§ **Task directions**: Leave out all pictures and retype exactly the lines from the one with "Serialize everything readable" through the last line of the material.
-- START Information supplied --
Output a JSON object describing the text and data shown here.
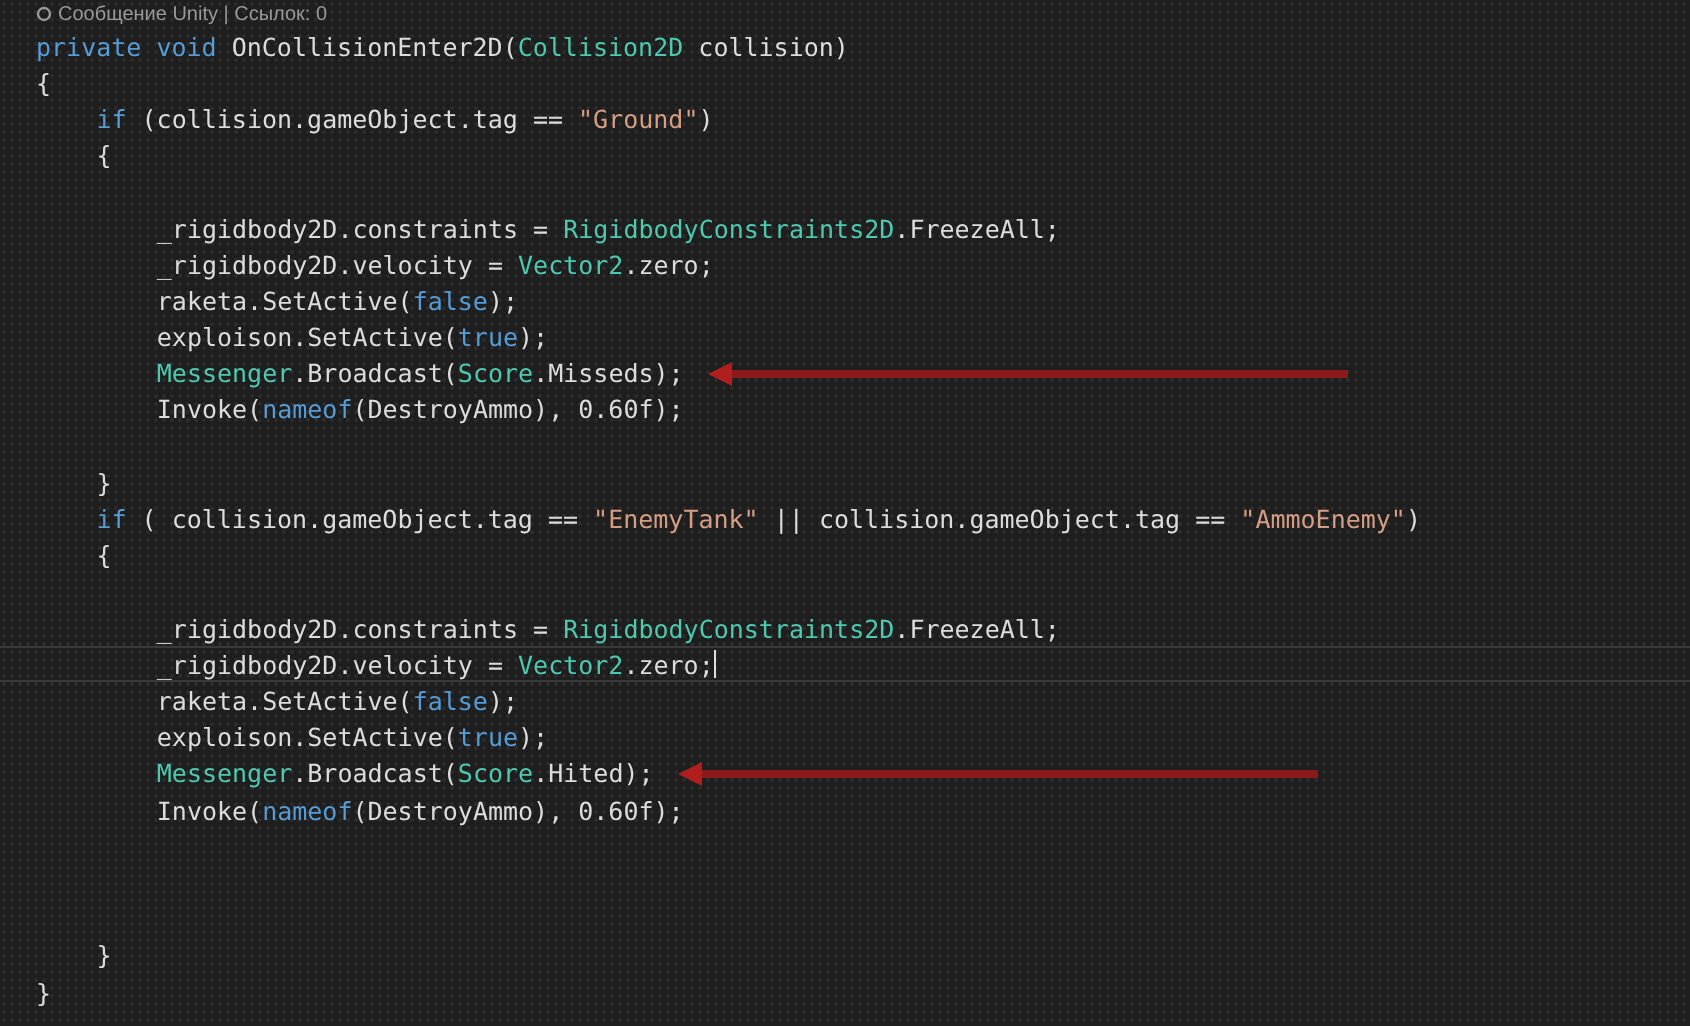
{
  "codelens": "Сообщение Unity | Ссылок: 0",
  "lines": [
    {
      "tokens": [
        {
          "kind": "kw",
          "text": "private"
        },
        {
          "kind": "kw",
          "text": " void"
        },
        {
          "kind": "plain",
          "text": " OnCollisionEnter2D("
        },
        {
          "kind": "type",
          "text": "Collision2D"
        },
        {
          "kind": "plain",
          "text": " collision)"
        }
      ]
    },
    {
      "tokens": [
        {
          "kind": "plain",
          "text": "{"
        }
      ],
      "children": [
        {
          "tokens": [
            {
              "kind": "kw",
              "text": "if"
            },
            {
              "kind": "plain",
              "text": " (collision.gameObject.tag == "
            },
            {
              "kind": "str",
              "text": "\"Ground\""
            },
            {
              "kind": "plain",
              "text": ")"
            }
          ]
        },
        {
          "tokens": [
            {
              "kind": "plain",
              "text": "{"
            }
          ],
          "children": [
            {
              "gap_before": true,
              "tokens": [
                {
                  "kind": "plain",
                  "text": "_rigidbody2D.constraints = "
                },
                {
                  "kind": "type",
                  "text": "RigidbodyConstraints2D"
                },
                {
                  "kind": "plain",
                  "text": ".FreezeAll;"
                }
              ]
            },
            {
              "tokens": [
                {
                  "kind": "plain",
                  "text": "_rigidbody2D.velocity = "
                },
                {
                  "kind": "type",
                  "text": "Vector2"
                },
                {
                  "kind": "plain",
                  "text": ".zero;"
                }
              ]
            },
            {
              "tokens": [
                {
                  "kind": "plain",
                  "text": "raketa.SetActive("
                },
                {
                  "kind": "kw",
                  "text": "false"
                },
                {
                  "kind": "plain",
                  "text": ");"
                }
              ]
            },
            {
              "tokens": [
                {
                  "kind": "plain",
                  "text": "exploison.SetActive("
                },
                {
                  "kind": "kw",
                  "text": "true"
                },
                {
                  "kind": "plain",
                  "text": ");"
                }
              ]
            },
            {
              "arrow": true,
              "tokens": [
                {
                  "kind": "type",
                  "text": "Messenger"
                },
                {
                  "kind": "plain",
                  "text": ".Broadcast("
                },
                {
                  "kind": "type",
                  "text": "Score"
                },
                {
                  "kind": "plain",
                  "text": ".Misseds);"
                }
              ]
            },
            {
              "tokens": [
                {
                  "kind": "plain",
                  "text": "Invoke("
                },
                {
                  "kind": "kw",
                  "text": "nameof"
                },
                {
                  "kind": "plain",
                  "text": "(DestroyAmmo), 0.60f);"
                }
              ]
            }
          ]
        },
        {
          "gap_before": true,
          "tokens": [
            {
              "kind": "plain",
              "text": "}"
            }
          ]
        },
        {
          "tokens": [
            {
              "kind": "kw",
              "text": "if"
            },
            {
              "kind": "plain",
              "text": " ( collision.gameObject.tag == "
            },
            {
              "kind": "str",
              "text": "\"EnemyTank\""
            },
            {
              "kind": "plain",
              "text": " || collision.gameObject.tag == "
            },
            {
              "kind": "str",
              "text": "\"AmmoEnemy\""
            },
            {
              "kind": "plain",
              "text": ")"
            }
          ]
        },
        {
          "tokens": [
            {
              "kind": "plain",
              "text": "{"
            }
          ],
          "children": [
            {
              "gap_before": true,
              "tokens": [
                {
                  "kind": "plain",
                  "text": "_rigidbody2D.constraints = "
                },
                {
                  "kind": "type",
                  "text": "RigidbodyConstraints2D"
                },
                {
                  "kind": "plain",
                  "text": ".FreezeAll;"
                }
              ]
            },
            {
              "current": true,
              "tokens": [
                {
                  "kind": "plain",
                  "text": "_rigidbody2D.velocity = "
                },
                {
                  "kind": "type",
                  "text": "Vector2"
                },
                {
                  "kind": "plain",
                  "text": ".zero;"
                }
              ]
            },
            {
              "tokens": [
                {
                  "kind": "plain",
                  "text": "raketa.SetActive("
                },
                {
                  "kind": "kw",
                  "text": "false"
                },
                {
                  "kind": "plain",
                  "text": ");"
                }
              ]
            },
            {
              "tokens": [
                {
                  "kind": "plain",
                  "text": "exploison.SetActive("
                },
                {
                  "kind": "kw",
                  "text": "true"
                },
                {
                  "kind": "plain",
                  "text": ");"
                }
              ]
            },
            {
              "arrow": true,
              "tokens": [
                {
                  "kind": "type",
                  "text": "Messenger"
                },
                {
                  "kind": "plain",
                  "text": ".Broadcast("
                },
                {
                  "kind": "type",
                  "text": "Score"
                },
                {
                  "kind": "plain",
                  "text": ".Hited);"
                }
              ]
            },
            {
              "tokens": [
                {
                  "kind": "plain",
                  "text": "Invoke("
                },
                {
                  "kind": "kw",
                  "text": "nameof"
                },
                {
                  "kind": "plain",
                  "text": "(DestroyAmmo), 0.60f);"
                }
              ]
            }
          ]
        },
        {
          "gap_before": true,
          "gap_wide": true,
          "tokens": [
            {
              "kind": "plain",
              "text": "}"
            }
          ]
        }
      ]
    },
    {
      "tokens": [
        {
          "kind": "plain",
          "text": "}"
        }
      ]
    }
  ]
}
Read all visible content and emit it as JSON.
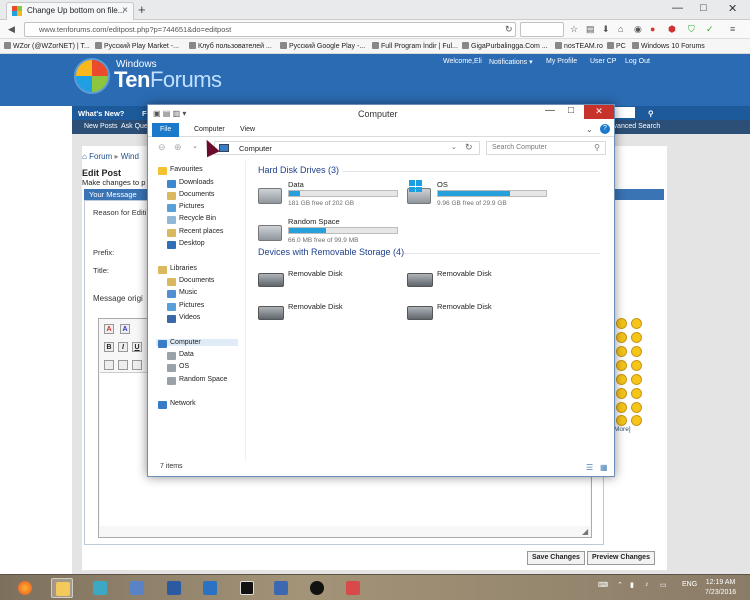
{
  "browser": {
    "tab_title": "Change Up bottom on file...",
    "tab_close": "×",
    "new_tab": "+",
    "min": "—",
    "max": "□",
    "close": "✕",
    "url": "www.tenforums.com/editpost.php?p=744651&do=editpost",
    "bookmarks": [
      "WZor (@WZorNET) | T...",
      "Русский Play Market -...",
      "Клуб пользователей ...",
      "Русский Google Play -...",
      "Full Program İndir | Ful...",
      "GigaPurbalingga.Com ...",
      "nosTEAM.ro",
      "PC",
      "Windows 10 Forums"
    ]
  },
  "site": {
    "logo_small": "Windows",
    "logo_ten": "Ten",
    "logo_forums": "Forums",
    "welcome": "Welcome,",
    "user": "Eli",
    "links": [
      "Notifications ▾",
      "My Profile",
      "User CP",
      "Log Out"
    ],
    "nav1": [
      "What's New?",
      "Fo"
    ],
    "nav2": [
      "New Posts",
      "Ask Ques"
    ],
    "advanced_search": "Advanced Search",
    "crumb_forum": "Forum",
    "crumb_next": "Wind",
    "edit_title": "Edit Post",
    "edit_sub": "Make changes to p",
    "your_message": "Your Message",
    "reason_label": "Reason for Editi",
    "prefix_label": "Prefix:",
    "title_label": "Title:",
    "message_label": "Message origi",
    "more": "More]",
    "save_changes": "Save Changes",
    "preview_changes": "Preview Changes"
  },
  "explorer": {
    "title": "Computer",
    "min": "—",
    "max": "□",
    "close": "✕",
    "help": "?",
    "ribbon_tabs": [
      "File",
      "Computer",
      "View"
    ],
    "address": "Computer",
    "search_placeholder": "Search Computer",
    "nav": {
      "favourites": "Favourites",
      "fav_items": [
        "Downloads",
        "Documents",
        "Pictures",
        "Recycle Bin",
        "Recent places",
        "Desktop"
      ],
      "libraries": "Libraries",
      "lib_items": [
        "Documents",
        "Music",
        "Pictures",
        "Videos"
      ],
      "computer": "Computer",
      "comp_items": [
        "Data",
        "OS",
        "Random Space"
      ],
      "network": "Network"
    },
    "hard_drives_header": "Hard Disk Drives (3)",
    "drives": [
      {
        "name": "Data",
        "free": "181 GB free of 202 GB",
        "used_fraction": 0.104
      },
      {
        "name": "OS",
        "free": "9.96 GB free of 29.9 GB",
        "used_fraction": 0.667
      },
      {
        "name": "Random Space",
        "free": "66.0 MB free of 99.9 MB",
        "used_fraction": 0.339
      }
    ],
    "removable_header": "Devices with Removable Storage (4)",
    "removable": [
      "Removable Disk",
      "Removable Disk",
      "Removable Disk",
      "Removable Disk"
    ],
    "status": "7 items"
  },
  "taskbar": {
    "lang": "ENG",
    "time": "12:19 AM",
    "date": "7/23/2016"
  },
  "colors": {
    "accent": "#2b6bb3",
    "drive_bar": "#26a0da"
  }
}
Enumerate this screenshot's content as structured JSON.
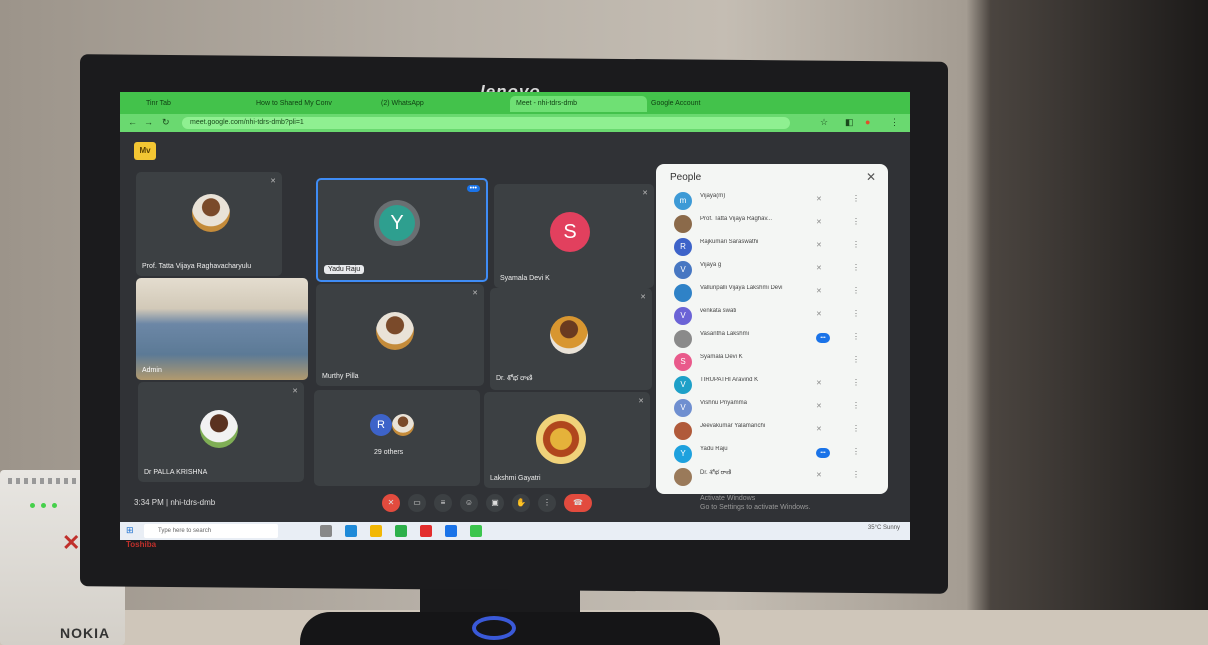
{
  "scene": {
    "monitor_brand": "lenovo",
    "bezel_label": "Toshiba",
    "router_brand": "NOKIA"
  },
  "browser": {
    "tabs": [
      {
        "label": "Tinr Tab"
      },
      {
        "label": "How to Shared My Conv"
      },
      {
        "label": "(2) WhatsApp"
      },
      {
        "label": "Meet - nhi-tdrs-dmb"
      },
      {
        "label": "Google Account"
      }
    ],
    "address": "meet.google.com/nhi-tdrs-dmb?pli=1"
  },
  "meet": {
    "tiles": [
      {
        "name": "Prof. Tatta Vijaya Raghavacharyulu"
      },
      {
        "name": "Yadu Raju",
        "initial": "Y"
      },
      {
        "name": "Syamala Devi K",
        "initial": "S"
      },
      {
        "name": "Admin"
      },
      {
        "name": "Murthy Pilla"
      },
      {
        "name": "Dr. శోభ రాణి"
      },
      {
        "name": "Dr PALLA KRISHNA"
      },
      {
        "name": "29 others",
        "initial": "R"
      },
      {
        "name": "Lakshmi Gayatri"
      }
    ],
    "clock": "3:34 PM",
    "meeting_code": "nhi-tdrs-dmb"
  },
  "people_panel": {
    "title": "People",
    "rows": [
      {
        "name": "Vijaya(m)",
        "initial": "m",
        "color": "#3d9ad6"
      },
      {
        "name": "Prof. Tatta Vijaya Raghav...",
        "initial": "",
        "color": "#8b6a4a"
      },
      {
        "name": "Rajkumari Saraswathi",
        "initial": "R",
        "color": "#3d63c9"
      },
      {
        "name": "Vijaya g",
        "initial": "V",
        "color": "#4777c2"
      },
      {
        "name": "Valluripalli Vijaya Lakshmi Devi",
        "initial": "",
        "color": "#2f82c7"
      },
      {
        "name": "venkata swati",
        "initial": "V",
        "color": "#6b63d6"
      },
      {
        "name": "Vasantha Lakshmi",
        "initial": "",
        "color": "#8a8a8a"
      },
      {
        "name": "Syamala Devi K",
        "initial": "S",
        "color": "#e95a8b"
      },
      {
        "name": "TIRUPATHI Aravind K",
        "initial": "V",
        "color": "#1da0c8"
      },
      {
        "name": "Vishnu Priyamma",
        "initial": "V",
        "color": "#6f8fd0"
      },
      {
        "name": "Jeevakumar Yalamanchi",
        "initial": "",
        "color": "#b05a3a"
      },
      {
        "name": "Yadu Raju",
        "initial": "Y",
        "color": "#1ea1de"
      },
      {
        "name": "Dr. శోభ రాణి",
        "initial": "",
        "color": "#9a7a5a"
      }
    ]
  },
  "os": {
    "search_placeholder": "Type here to search",
    "weather": "35°C Sunny",
    "activation": [
      "Activate Windows",
      "Go to Settings to activate Windows."
    ]
  }
}
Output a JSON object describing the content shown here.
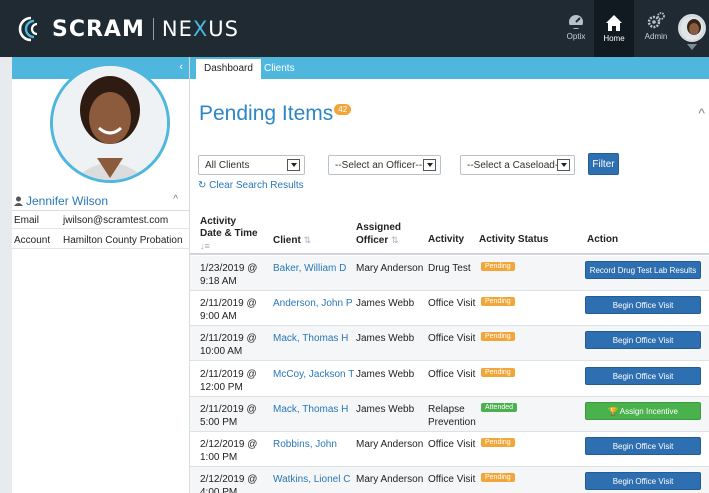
{
  "brand": {
    "name": "SCRAM",
    "product_pre": "NE",
    "product_x": "X",
    "product_post": "US"
  },
  "topnav": [
    {
      "label": "Optix",
      "icon": "gauge-icon"
    },
    {
      "label": "Home",
      "icon": "home-icon",
      "active": true
    },
    {
      "label": "Admin",
      "icon": "gears-icon"
    }
  ],
  "sidebar": {
    "user_name": "Jennifer Wilson",
    "email_label": "Email",
    "email_value": "jwilson@scramtest.com",
    "account_label": "Account",
    "account_value": "Hamilton County Probation"
  },
  "tabs": [
    {
      "label": "Dashboard",
      "active": true
    },
    {
      "label": "Clients",
      "active": false
    }
  ],
  "page": {
    "title": "Pending Items",
    "count_badge": "42"
  },
  "filters": {
    "clients": "All Clients",
    "officer": "--Select an Officer--",
    "caseload": "--Select a Caseload--",
    "filter_button": "Filter",
    "clear_link": "Clear Search Results"
  },
  "table": {
    "headers": {
      "datetime_1": "Activity",
      "datetime_2": "Date & Time",
      "client": "Client",
      "officer_1": "Assigned",
      "officer_2": "Officer",
      "activity": "Activity",
      "status": "Activity Status",
      "action": "Action"
    },
    "rows": [
      {
        "date": "1/23/2019 @",
        "time": "9:18 AM",
        "client": "Baker, William D",
        "officer": "Mary Anderson",
        "activity_1": "Drug Test",
        "activity_2": "",
        "status": "Pending",
        "action": "Record Drug Test Lab Results"
      },
      {
        "date": "2/11/2019 @",
        "time": "9:00 AM",
        "client": "Anderson, John P",
        "officer": "James Webb",
        "activity_1": "Office Visit",
        "activity_2": "",
        "status": "Pending",
        "action": "Begin Office Visit"
      },
      {
        "date": "2/11/2019 @",
        "time": "10:00 AM",
        "client": "Mack, Thomas H",
        "officer": "James Webb",
        "activity_1": "Office Visit",
        "activity_2": "",
        "status": "Pending",
        "action": "Begin Office Visit"
      },
      {
        "date": "2/11/2019 @",
        "time": "12:00 PM",
        "client": "McCoy, Jackson T",
        "officer": "James Webb",
        "activity_1": "Office Visit",
        "activity_2": "",
        "status": "Pending",
        "action": "Begin Office Visit"
      },
      {
        "date": "2/11/2019 @",
        "time": "5:00 PM",
        "client": "Mack, Thomas H",
        "officer": "James Webb",
        "activity_1": "Relapse",
        "activity_2": "Prevention",
        "status": "Attended",
        "action": "Assign Incentive"
      },
      {
        "date": "2/12/2019 @",
        "time": "1:00 PM",
        "client": "Robbins, John",
        "officer": "Mary Anderson",
        "activity_1": "Office Visit",
        "activity_2": "",
        "status": "Pending",
        "action": "Begin Office Visit"
      },
      {
        "date": "2/12/2019 @",
        "time": "4:00 PM",
        "client": "Watkins, Lionel C",
        "officer": "Mary Anderson",
        "activity_1": "Office Visit",
        "activity_2": "",
        "status": "Pending",
        "action": "Begin Office Visit"
      }
    ]
  },
  "colors": {
    "accent": "#4fb6dd",
    "link": "#2a77b8",
    "pending": "#f2a63a",
    "attended": "#4caf50",
    "button": "#2d6fb0"
  }
}
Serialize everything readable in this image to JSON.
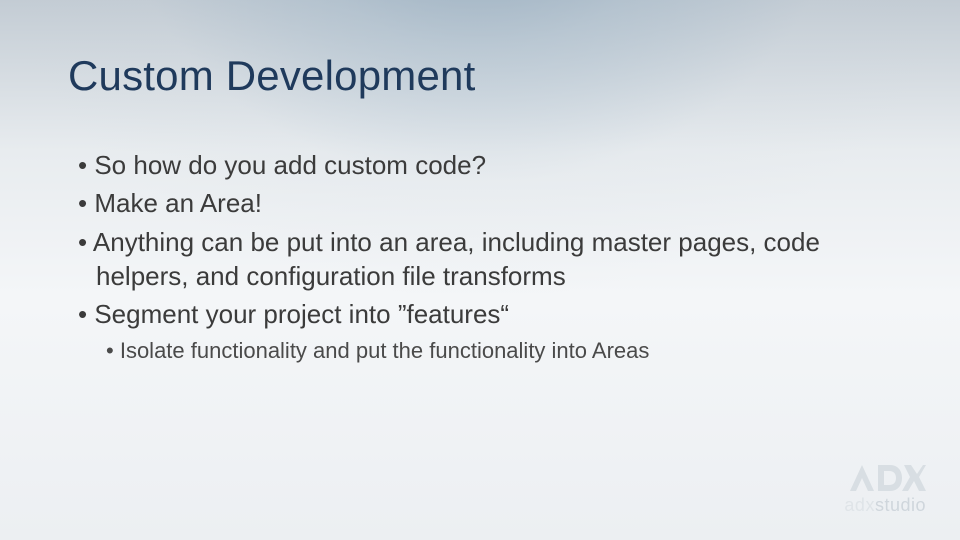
{
  "title": "Custom Development",
  "bullets": [
    {
      "level": 1,
      "text": "So how do you add custom code?"
    },
    {
      "level": 1,
      "text": "Make an Area!"
    },
    {
      "level": 1,
      "text": "Anything can be put into an area, including master pages, code helpers, and configuration file transforms"
    },
    {
      "level": 1,
      "text": "Segment your project into ”features“"
    },
    {
      "level": 2,
      "text": "Isolate functionality and put the functionality into Areas"
    }
  ],
  "brand": {
    "mark_label": "ADX",
    "word_prefix": "adx",
    "word_suffix": "studio"
  }
}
-- END Information supplied --
§ **Reply**:
Serialize everything readable in this image to JSON.
{
  "title": "Custom Development",
  "bullets": [
    {
      "level": 1,
      "text": "So how do you add custom code?"
    },
    {
      "level": 1,
      "text": "Make an Area!"
    },
    {
      "level": 1,
      "text": "Anything can be put into an area, including master pages, code helpers, and configuration file transforms"
    },
    {
      "level": 1,
      "text": "Segment your project into ”features“"
    },
    {
      "level": 2,
      "text": "Isolate functionality and put the functionality into Areas"
    }
  ],
  "brand": {
    "mark_label": "ADX",
    "word_prefix": "adx",
    "word_suffix": "studio"
  }
}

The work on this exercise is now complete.